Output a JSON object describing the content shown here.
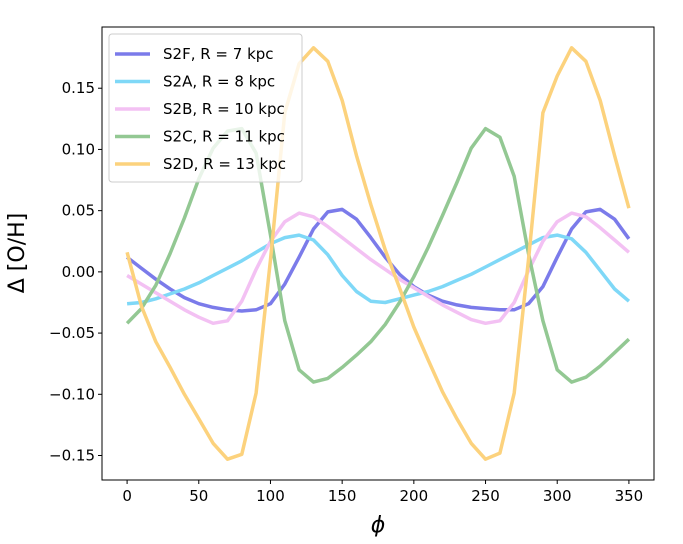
{
  "chart_data": {
    "type": "line",
    "xlabel": "ϕ",
    "ylabel": "Δ [O/H]",
    "xlim": [
      -17.5,
      367.5
    ],
    "ylim": [
      -0.17,
      0.2
    ],
    "xticks": [
      0,
      50,
      100,
      150,
      200,
      250,
      300,
      350
    ],
    "xtick_labels": [
      "0",
      "50",
      "100",
      "150",
      "200",
      "250",
      "300",
      "350"
    ],
    "yticks": [
      -0.15,
      -0.1,
      -0.05,
      0.0,
      0.05,
      0.1,
      0.15
    ],
    "ytick_labels": [
      "−0.15",
      "−0.10",
      "−0.05",
      "0.00",
      "0.05",
      "0.10",
      "0.15"
    ],
    "grid": false,
    "legend_position": "top-left",
    "x": [
      0,
      10,
      20,
      30,
      40,
      50,
      60,
      70,
      80,
      90,
      100,
      110,
      120,
      130,
      140,
      150,
      160,
      170,
      180,
      190,
      200,
      210,
      220,
      230,
      240,
      250,
      260,
      270,
      280,
      290,
      300,
      310,
      320,
      330,
      340,
      350
    ],
    "series": [
      {
        "name": "S2F",
        "legend_label": "S2F, R =  7 kpc",
        "color": "#7b7bea",
        "values": [
          0.012,
          0.003,
          -0.006,
          -0.014,
          -0.021,
          -0.026,
          -0.029,
          -0.031,
          -0.032,
          -0.031,
          -0.026,
          -0.01,
          0.012,
          0.035,
          0.049,
          0.051,
          0.043,
          0.028,
          0.012,
          -0.002,
          -0.012,
          -0.019,
          -0.024,
          -0.027,
          -0.029,
          -0.03,
          -0.031,
          -0.031,
          -0.026,
          -0.012,
          0.012,
          0.035,
          0.049,
          0.051,
          0.043,
          0.027
        ]
      },
      {
        "name": "S2A",
        "legend_label": "S2A, R =  8 kpc",
        "color": "#7fd8f7",
        "values": [
          -0.026,
          -0.025,
          -0.022,
          -0.018,
          -0.014,
          -0.009,
          -0.003,
          0.003,
          0.009,
          0.016,
          0.023,
          0.028,
          0.03,
          0.026,
          0.014,
          -0.003,
          -0.016,
          -0.024,
          -0.025,
          -0.022,
          -0.019,
          -0.016,
          -0.012,
          -0.007,
          -0.002,
          0.004,
          0.01,
          0.016,
          0.022,
          0.028,
          0.03,
          0.027,
          0.016,
          0.001,
          -0.014,
          -0.024
        ]
      },
      {
        "name": "S2B",
        "legend_label": "S2B, R = 10 kpc",
        "color": "#f3c1f3",
        "values": [
          -0.003,
          -0.01,
          -0.017,
          -0.024,
          -0.031,
          -0.037,
          -0.042,
          -0.04,
          -0.024,
          0.002,
          0.025,
          0.041,
          0.048,
          0.045,
          0.037,
          0.028,
          0.019,
          0.01,
          0.002,
          -0.006,
          -0.013,
          -0.02,
          -0.027,
          -0.033,
          -0.039,
          -0.042,
          -0.04,
          -0.025,
          0.001,
          0.025,
          0.041,
          0.048,
          0.045,
          0.036,
          0.026,
          0.016
        ]
      },
      {
        "name": "S2C",
        "legend_label": "S2C, R = 11 kpc",
        "color": "#93c893",
        "values": [
          -0.042,
          -0.03,
          -0.011,
          0.015,
          0.044,
          0.076,
          0.101,
          0.115,
          0.117,
          0.097,
          0.03,
          -0.04,
          -0.08,
          -0.09,
          -0.087,
          -0.078,
          -0.068,
          -0.057,
          -0.043,
          -0.025,
          -0.004,
          0.02,
          0.046,
          0.073,
          0.101,
          0.117,
          0.11,
          0.078,
          0.015,
          -0.04,
          -0.08,
          -0.09,
          -0.086,
          -0.077,
          -0.066,
          -0.055
        ]
      },
      {
        "name": "S2D",
        "legend_label": "S2D, R = 13 kpc",
        "color": "#fcd27d",
        "values": [
          0.016,
          -0.028,
          -0.057,
          -0.078,
          -0.1,
          -0.12,
          -0.14,
          -0.153,
          -0.149,
          -0.099,
          0.01,
          0.13,
          0.17,
          0.183,
          0.172,
          0.14,
          0.095,
          0.055,
          0.018,
          -0.013,
          -0.045,
          -0.072,
          -0.098,
          -0.12,
          -0.14,
          -0.153,
          -0.148,
          -0.099,
          0.01,
          0.13,
          0.16,
          0.183,
          0.172,
          0.14,
          0.095,
          0.052
        ]
      }
    ]
  }
}
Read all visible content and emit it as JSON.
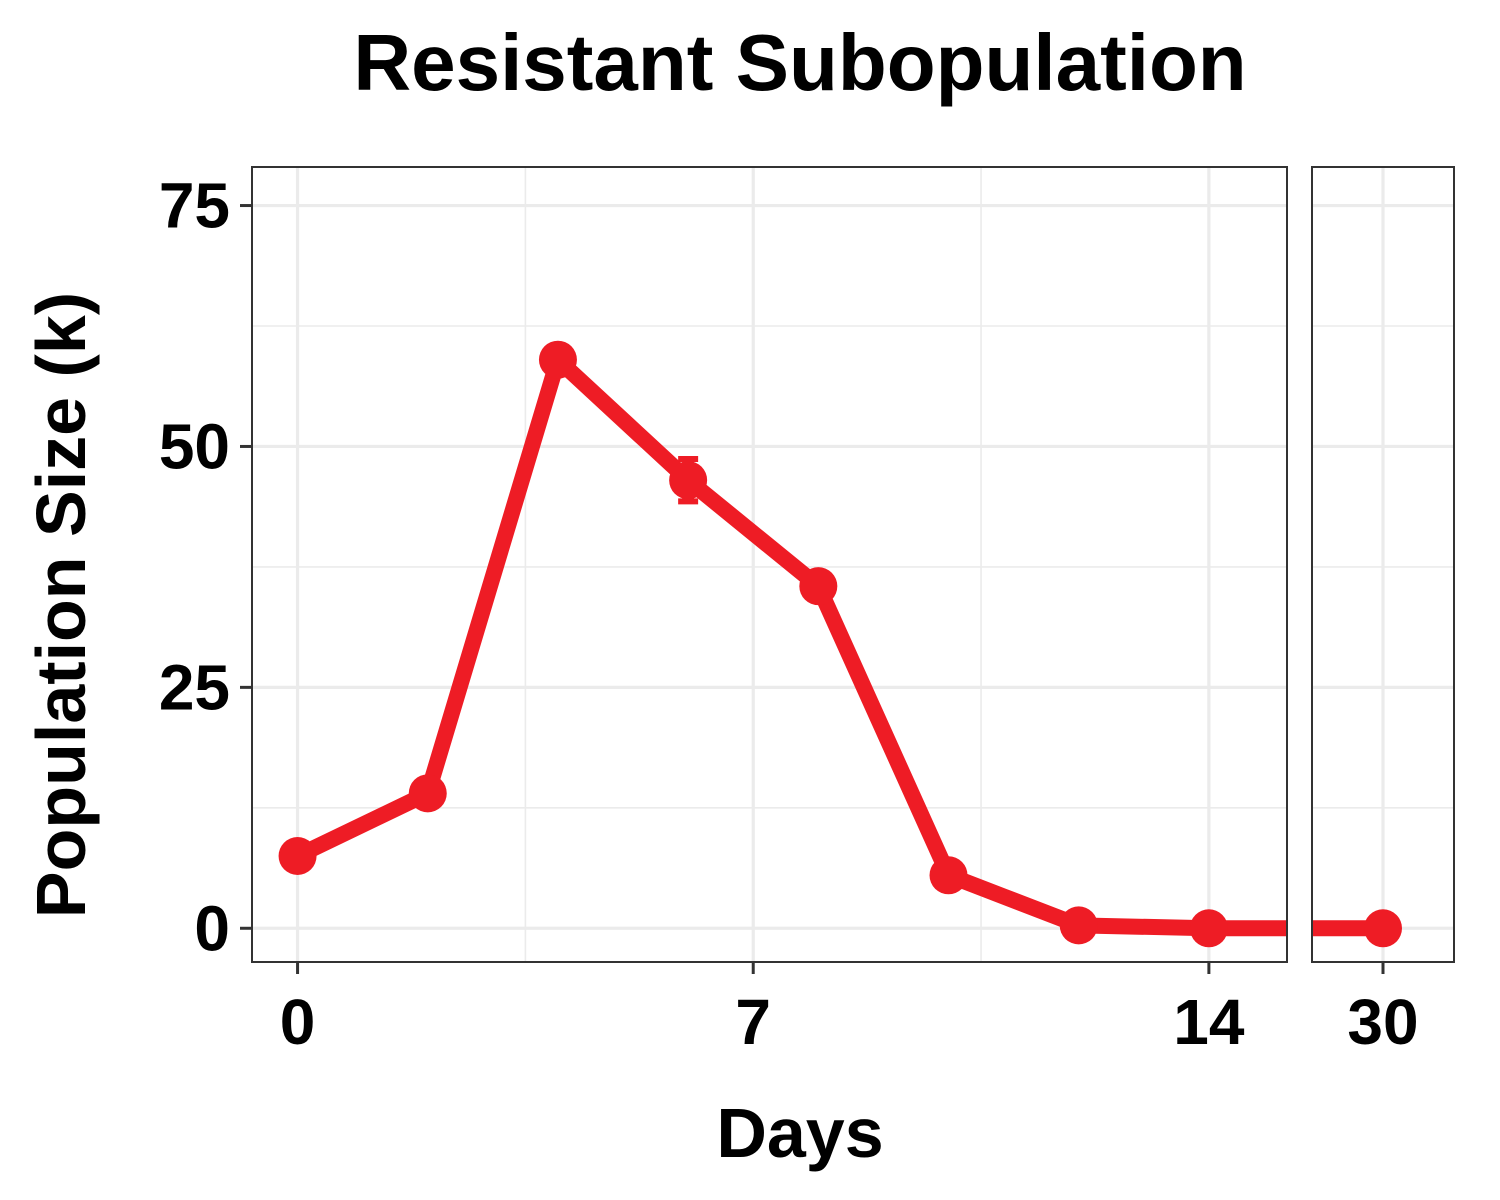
{
  "chart_data": {
    "type": "line",
    "title": "Resistant Subopulation",
    "xlabel": "Days",
    "ylabel": "Population Size (k)",
    "ylim": [
      -3.5,
      79
    ],
    "y_ticks": [
      0,
      25,
      50,
      75
    ],
    "grid": true,
    "panels": [
      {
        "xlim": [
          -0.7,
          15.2
        ],
        "x_ticks": [
          0,
          7,
          14
        ],
        "x_minor": [
          3.5,
          10.5
        ]
      },
      {
        "xlim": [
          28.2,
          31.8
        ],
        "x_ticks": [
          30
        ],
        "x_minor": []
      }
    ],
    "series": [
      {
        "color": "#EE1C25",
        "x": [
          0,
          2,
          4,
          6,
          8,
          10,
          12,
          14,
          30
        ],
        "y": [
          7.5,
          14,
          59,
          46.5,
          35.5,
          5.5,
          0.3,
          0,
          0
        ],
        "error": [
          0,
          0,
          0,
          2.2,
          0,
          0,
          0,
          0,
          0
        ]
      }
    ]
  }
}
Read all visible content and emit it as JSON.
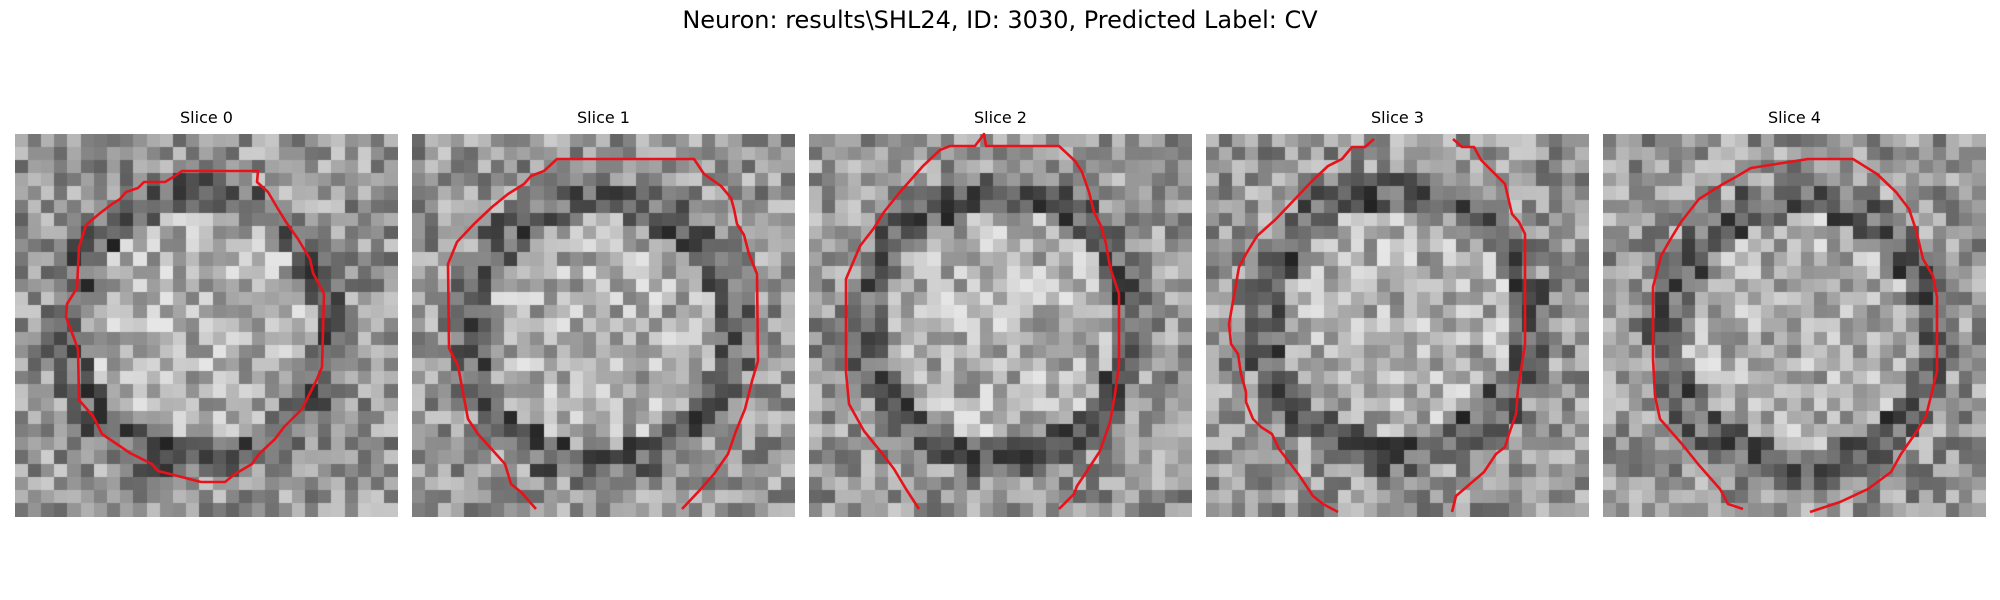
{
  "figure": {
    "title": "Neuron: results\\SHL24, ID: 3030, Predicted Label: CV"
  },
  "contour_color": "#e8121b",
  "panels": [
    {
      "title": "Slice 0"
    },
    {
      "title": "Slice 1"
    },
    {
      "title": "Slice 2"
    },
    {
      "title": "Slice 3"
    },
    {
      "title": "Slice 4"
    }
  ]
}
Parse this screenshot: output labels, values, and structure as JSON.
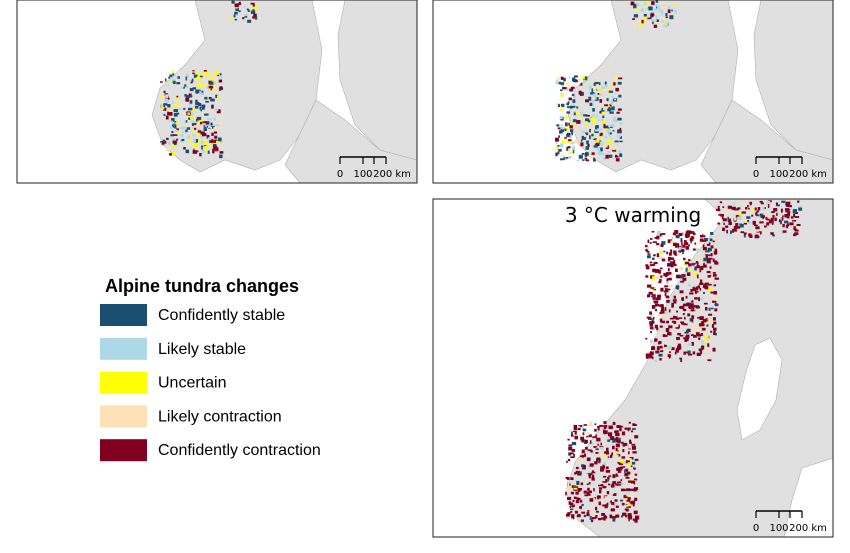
{
  "legend": {
    "title": "Alpine tundra changes",
    "items": [
      {
        "label": "Confidently stable",
        "color": "#1a4f72"
      },
      {
        "label": "Likely stable",
        "color": "#add8e6"
      },
      {
        "label": "Uncertain",
        "color": "#ffff00"
      },
      {
        "label": "Likely contraction",
        "color": "#fde0b5"
      },
      {
        "label": "Confidently contraction",
        "color": "#800020"
      }
    ]
  },
  "panels": [
    {
      "scale_labels": [
        "0",
        "100",
        "200 km"
      ]
    },
    {
      "scale_labels": [
        "0",
        "100",
        "200 km"
      ]
    },
    {
      "title": "3 °C warming",
      "scale_labels": [
        "0",
        "100",
        "200 km"
      ]
    }
  ]
}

----------------

Keep only the lines that hold the string "JSON", and copy them out.

_Written solution:_
Output a JSON object describing the content shown here.
Read all visible content and emit it as JSON.
Read all visible content and emit it as JSON.
Parse this screenshot: output labels, values, and structure as JSON.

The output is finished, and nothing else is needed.